(Goal of the exercise)
Write out each line from the data below that includes the word "февраль".

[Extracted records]
────────────────────────────────────────
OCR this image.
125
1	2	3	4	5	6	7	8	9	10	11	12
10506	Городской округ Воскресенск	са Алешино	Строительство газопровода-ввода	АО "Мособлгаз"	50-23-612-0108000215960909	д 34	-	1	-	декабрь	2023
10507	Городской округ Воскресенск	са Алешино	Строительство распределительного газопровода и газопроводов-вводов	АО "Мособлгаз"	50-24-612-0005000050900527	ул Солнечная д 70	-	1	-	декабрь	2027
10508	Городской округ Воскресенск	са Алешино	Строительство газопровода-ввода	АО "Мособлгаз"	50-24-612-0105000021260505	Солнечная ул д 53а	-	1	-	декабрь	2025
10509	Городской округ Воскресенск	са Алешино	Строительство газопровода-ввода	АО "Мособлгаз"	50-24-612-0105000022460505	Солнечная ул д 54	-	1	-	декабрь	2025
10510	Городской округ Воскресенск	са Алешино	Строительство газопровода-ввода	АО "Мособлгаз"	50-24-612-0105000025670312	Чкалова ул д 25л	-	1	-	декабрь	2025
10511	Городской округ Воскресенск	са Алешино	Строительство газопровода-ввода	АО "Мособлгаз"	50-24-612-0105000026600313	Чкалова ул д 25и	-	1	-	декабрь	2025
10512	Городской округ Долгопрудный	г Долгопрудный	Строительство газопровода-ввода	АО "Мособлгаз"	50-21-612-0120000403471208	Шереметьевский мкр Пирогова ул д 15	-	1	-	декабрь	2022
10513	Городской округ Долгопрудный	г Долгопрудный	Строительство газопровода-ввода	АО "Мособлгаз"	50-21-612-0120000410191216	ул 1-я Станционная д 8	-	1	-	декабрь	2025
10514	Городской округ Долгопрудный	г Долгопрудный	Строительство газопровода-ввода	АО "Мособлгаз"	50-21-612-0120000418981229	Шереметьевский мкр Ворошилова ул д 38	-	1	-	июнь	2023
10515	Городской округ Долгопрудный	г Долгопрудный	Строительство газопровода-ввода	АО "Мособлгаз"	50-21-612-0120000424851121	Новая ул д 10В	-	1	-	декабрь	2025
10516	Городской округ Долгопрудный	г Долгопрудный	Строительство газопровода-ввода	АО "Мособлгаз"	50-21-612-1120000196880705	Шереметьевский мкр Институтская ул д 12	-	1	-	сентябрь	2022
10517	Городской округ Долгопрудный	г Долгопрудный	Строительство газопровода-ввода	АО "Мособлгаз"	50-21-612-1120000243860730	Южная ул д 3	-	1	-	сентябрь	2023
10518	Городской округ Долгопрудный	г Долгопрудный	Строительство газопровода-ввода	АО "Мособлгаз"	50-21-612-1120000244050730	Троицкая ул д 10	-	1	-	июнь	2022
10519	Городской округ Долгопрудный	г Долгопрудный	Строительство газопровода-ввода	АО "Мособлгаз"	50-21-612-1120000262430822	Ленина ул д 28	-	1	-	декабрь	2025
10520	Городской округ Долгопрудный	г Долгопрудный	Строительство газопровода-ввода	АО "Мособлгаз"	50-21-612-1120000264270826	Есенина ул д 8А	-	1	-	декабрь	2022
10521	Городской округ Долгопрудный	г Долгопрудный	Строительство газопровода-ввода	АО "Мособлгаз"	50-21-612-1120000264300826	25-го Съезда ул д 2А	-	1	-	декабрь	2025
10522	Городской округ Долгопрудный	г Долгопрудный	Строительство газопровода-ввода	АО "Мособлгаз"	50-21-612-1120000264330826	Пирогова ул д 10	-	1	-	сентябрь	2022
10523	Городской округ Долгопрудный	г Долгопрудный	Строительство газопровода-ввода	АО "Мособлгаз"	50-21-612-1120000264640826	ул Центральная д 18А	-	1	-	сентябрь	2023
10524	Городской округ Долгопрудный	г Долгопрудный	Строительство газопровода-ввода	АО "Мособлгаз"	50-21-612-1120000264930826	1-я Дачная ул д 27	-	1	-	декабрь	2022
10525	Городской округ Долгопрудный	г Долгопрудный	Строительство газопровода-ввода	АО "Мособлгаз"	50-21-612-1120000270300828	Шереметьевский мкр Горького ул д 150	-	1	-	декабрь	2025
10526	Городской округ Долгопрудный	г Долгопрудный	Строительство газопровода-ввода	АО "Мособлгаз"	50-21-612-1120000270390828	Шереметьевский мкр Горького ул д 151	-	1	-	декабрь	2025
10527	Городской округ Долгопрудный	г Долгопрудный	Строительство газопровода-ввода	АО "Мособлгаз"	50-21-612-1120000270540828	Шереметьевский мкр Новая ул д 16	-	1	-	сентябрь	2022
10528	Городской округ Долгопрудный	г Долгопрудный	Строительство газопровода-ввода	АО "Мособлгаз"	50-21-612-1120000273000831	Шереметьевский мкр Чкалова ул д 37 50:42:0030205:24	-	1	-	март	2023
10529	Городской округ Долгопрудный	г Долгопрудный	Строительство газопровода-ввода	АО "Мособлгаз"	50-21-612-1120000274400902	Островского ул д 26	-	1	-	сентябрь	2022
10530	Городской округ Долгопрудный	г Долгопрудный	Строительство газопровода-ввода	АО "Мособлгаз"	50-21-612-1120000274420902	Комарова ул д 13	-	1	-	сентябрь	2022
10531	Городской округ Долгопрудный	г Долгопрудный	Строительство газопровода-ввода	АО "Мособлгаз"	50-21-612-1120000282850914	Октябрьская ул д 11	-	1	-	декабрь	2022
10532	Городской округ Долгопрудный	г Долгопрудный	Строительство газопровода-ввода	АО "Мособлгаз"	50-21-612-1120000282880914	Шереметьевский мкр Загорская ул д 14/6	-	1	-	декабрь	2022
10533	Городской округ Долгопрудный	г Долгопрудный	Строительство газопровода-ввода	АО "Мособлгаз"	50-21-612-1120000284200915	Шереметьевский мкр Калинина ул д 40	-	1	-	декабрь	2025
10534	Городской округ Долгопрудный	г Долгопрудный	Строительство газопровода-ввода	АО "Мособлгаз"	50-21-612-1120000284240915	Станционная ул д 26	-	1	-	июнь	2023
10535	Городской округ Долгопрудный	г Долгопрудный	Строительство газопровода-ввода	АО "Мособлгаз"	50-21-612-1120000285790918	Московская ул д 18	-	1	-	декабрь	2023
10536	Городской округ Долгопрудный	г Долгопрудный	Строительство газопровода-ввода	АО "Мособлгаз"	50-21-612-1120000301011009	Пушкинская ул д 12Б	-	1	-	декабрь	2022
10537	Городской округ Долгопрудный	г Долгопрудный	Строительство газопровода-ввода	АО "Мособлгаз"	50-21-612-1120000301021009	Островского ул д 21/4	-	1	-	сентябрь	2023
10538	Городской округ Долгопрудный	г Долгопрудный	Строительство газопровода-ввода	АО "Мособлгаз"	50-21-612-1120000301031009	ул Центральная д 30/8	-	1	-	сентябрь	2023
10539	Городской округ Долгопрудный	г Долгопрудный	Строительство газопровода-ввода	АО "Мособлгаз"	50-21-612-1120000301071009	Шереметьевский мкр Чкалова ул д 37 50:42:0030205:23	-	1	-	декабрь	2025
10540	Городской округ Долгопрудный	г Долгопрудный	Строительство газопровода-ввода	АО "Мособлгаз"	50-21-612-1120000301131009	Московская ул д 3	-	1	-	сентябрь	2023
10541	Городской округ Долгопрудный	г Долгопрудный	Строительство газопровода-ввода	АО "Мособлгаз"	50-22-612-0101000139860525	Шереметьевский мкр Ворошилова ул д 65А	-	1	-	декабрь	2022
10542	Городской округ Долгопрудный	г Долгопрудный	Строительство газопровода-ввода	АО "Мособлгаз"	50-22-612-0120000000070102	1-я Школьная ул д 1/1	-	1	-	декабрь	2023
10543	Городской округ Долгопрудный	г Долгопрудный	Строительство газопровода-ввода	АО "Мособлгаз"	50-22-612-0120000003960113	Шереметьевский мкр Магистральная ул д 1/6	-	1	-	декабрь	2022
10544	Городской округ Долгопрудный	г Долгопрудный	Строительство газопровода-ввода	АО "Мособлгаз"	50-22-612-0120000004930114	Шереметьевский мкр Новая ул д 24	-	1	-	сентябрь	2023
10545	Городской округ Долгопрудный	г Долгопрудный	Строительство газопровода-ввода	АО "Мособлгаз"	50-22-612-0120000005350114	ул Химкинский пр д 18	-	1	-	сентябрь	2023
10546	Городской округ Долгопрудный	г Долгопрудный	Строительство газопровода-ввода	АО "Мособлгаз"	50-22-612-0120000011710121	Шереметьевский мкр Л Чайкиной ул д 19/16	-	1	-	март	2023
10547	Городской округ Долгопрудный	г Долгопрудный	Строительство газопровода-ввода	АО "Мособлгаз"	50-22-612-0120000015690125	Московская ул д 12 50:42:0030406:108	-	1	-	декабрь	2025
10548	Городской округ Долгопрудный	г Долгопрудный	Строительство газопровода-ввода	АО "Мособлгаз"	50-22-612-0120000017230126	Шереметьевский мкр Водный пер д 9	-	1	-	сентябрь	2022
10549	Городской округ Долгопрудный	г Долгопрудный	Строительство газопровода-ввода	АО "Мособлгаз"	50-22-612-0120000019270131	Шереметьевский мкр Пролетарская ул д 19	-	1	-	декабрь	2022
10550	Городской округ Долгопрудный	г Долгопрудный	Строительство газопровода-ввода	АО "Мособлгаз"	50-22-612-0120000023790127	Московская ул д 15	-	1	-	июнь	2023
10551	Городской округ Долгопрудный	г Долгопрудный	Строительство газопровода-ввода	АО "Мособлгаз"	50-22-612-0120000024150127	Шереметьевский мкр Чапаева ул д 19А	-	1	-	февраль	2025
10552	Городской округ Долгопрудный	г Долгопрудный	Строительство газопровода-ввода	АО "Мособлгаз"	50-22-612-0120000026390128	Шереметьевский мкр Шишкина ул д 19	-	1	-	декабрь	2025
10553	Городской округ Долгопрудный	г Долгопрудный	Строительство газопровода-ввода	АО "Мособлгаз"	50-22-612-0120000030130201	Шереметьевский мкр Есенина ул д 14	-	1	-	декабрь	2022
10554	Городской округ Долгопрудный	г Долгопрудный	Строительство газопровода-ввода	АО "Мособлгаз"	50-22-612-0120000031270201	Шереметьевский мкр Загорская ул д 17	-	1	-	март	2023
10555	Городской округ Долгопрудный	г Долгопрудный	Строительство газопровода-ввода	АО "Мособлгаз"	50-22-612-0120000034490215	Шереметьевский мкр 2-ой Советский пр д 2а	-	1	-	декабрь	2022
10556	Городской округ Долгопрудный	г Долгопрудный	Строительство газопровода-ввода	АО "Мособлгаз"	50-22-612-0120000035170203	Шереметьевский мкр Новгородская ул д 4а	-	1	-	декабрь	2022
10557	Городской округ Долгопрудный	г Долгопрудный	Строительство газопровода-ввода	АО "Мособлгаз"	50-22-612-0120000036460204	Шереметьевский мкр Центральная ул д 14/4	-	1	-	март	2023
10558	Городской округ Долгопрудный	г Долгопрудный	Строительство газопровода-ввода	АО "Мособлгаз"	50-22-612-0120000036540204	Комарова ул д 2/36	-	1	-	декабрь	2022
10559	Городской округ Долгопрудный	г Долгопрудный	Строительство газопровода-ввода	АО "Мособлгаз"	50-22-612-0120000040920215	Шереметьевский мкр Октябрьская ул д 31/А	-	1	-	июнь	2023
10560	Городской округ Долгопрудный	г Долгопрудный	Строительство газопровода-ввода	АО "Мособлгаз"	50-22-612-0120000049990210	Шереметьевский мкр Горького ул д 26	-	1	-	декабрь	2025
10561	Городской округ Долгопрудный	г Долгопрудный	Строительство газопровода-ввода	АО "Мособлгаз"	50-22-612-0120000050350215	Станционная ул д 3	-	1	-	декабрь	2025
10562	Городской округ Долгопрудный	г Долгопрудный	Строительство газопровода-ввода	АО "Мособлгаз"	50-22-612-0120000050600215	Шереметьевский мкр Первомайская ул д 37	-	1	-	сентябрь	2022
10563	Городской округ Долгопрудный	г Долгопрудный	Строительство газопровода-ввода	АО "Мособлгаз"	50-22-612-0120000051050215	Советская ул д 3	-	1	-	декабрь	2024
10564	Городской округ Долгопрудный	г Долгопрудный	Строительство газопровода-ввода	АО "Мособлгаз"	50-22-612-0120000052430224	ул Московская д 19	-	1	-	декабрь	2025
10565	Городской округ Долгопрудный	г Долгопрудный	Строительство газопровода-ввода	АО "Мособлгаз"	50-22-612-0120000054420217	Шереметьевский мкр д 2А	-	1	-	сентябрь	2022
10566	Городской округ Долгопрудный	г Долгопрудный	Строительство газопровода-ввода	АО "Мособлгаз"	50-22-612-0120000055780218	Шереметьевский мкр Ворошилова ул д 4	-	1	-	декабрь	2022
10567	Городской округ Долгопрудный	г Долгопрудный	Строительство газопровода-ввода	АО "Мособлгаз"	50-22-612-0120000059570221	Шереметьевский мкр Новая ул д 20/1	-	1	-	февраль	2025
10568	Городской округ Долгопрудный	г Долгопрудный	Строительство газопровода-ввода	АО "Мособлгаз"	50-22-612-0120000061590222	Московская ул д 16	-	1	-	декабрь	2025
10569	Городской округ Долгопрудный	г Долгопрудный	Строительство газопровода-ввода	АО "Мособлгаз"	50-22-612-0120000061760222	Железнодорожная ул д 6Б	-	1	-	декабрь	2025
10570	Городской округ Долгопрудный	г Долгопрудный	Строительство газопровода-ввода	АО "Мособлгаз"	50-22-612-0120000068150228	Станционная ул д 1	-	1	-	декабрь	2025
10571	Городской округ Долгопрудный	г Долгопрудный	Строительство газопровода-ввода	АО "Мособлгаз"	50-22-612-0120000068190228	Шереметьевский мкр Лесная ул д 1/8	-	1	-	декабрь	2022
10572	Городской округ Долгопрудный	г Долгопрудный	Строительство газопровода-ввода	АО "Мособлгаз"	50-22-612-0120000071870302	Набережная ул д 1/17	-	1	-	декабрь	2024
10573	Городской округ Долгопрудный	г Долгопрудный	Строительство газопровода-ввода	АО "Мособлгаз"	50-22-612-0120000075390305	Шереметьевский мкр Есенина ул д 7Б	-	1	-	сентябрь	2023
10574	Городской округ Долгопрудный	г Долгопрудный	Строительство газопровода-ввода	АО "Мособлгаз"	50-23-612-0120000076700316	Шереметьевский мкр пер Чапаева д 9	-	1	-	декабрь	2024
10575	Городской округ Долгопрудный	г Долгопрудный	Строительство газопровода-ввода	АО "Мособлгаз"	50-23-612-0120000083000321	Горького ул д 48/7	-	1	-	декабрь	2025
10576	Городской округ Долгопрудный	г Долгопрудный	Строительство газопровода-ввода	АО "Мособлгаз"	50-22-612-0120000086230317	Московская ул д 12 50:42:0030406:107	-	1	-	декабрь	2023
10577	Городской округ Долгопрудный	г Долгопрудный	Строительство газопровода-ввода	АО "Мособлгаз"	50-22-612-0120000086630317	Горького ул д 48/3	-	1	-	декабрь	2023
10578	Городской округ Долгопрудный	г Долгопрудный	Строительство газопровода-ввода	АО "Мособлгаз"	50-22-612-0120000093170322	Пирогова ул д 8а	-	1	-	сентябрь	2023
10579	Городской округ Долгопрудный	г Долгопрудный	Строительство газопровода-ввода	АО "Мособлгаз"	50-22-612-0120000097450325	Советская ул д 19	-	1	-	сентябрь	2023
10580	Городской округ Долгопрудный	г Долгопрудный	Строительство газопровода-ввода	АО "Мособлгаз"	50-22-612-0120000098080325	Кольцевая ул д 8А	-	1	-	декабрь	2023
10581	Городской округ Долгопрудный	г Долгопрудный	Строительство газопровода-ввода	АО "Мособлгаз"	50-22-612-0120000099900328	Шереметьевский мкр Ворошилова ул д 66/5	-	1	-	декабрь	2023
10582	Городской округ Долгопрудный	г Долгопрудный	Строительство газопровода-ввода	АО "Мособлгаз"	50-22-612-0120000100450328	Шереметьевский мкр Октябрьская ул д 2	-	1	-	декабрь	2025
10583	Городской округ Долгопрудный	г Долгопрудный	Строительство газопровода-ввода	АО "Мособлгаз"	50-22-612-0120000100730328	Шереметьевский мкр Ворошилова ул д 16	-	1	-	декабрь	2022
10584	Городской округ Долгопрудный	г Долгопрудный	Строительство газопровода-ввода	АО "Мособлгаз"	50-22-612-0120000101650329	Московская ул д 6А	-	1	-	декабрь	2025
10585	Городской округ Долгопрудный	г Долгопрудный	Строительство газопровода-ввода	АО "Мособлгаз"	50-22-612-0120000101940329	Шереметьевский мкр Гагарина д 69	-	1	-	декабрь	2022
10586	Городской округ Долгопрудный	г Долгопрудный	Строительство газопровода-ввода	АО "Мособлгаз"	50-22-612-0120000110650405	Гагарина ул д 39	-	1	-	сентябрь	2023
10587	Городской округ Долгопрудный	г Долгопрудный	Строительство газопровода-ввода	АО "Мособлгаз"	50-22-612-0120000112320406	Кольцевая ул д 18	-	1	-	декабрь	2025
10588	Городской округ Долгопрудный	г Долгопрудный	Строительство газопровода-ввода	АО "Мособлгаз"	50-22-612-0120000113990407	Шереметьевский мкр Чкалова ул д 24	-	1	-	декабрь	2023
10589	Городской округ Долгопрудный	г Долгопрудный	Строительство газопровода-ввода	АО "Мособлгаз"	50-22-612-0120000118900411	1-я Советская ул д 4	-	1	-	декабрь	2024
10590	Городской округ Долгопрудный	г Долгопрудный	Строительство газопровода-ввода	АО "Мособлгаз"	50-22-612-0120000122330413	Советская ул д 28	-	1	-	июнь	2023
────────────────────────────────────────
(Reply to the exercise)
10551	Городской округ Долгопрудный	г Долгопрудный	Строительство газопровода-ввода	АО "Мособлгаз"	50-22-612-0120000024150127	Шереметьевский мкр Чапаева ул д 19А	-	1	-	февраль	2025
10567	Городской округ Долгопрудный	г Долгопрудный	Строительство газопровода-ввода	АО "Мособлгаз"	50-22-612-0120000059570221	Шереметьевский мкр Новая ул д 20/1	-	1	-	февраль	2025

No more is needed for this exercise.